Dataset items
----

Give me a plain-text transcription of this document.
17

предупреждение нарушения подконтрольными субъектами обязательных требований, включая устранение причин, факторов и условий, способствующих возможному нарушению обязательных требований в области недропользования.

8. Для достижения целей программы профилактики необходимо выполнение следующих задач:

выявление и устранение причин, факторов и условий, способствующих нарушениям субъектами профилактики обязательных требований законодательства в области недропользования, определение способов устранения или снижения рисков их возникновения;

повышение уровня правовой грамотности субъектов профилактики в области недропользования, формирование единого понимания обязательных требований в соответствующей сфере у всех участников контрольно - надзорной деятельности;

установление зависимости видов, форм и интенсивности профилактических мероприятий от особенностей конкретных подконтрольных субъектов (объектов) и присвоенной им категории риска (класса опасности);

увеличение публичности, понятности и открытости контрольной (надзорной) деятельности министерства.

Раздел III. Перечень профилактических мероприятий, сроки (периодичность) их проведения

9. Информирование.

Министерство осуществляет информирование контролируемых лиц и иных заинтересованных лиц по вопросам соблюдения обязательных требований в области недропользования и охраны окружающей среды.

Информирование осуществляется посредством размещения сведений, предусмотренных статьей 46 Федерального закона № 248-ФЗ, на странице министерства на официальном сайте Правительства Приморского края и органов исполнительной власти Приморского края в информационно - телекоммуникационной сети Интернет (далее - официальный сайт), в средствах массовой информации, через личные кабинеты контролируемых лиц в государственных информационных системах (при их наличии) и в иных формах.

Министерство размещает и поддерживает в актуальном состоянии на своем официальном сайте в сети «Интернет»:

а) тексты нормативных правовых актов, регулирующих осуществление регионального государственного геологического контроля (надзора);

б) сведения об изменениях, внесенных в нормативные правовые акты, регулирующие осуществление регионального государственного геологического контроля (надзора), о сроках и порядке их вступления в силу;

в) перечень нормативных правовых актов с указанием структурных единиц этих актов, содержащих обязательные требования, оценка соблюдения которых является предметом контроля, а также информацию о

----

Work to complete → From the material, report only how many lines include the word "надзорной".

Task response → 2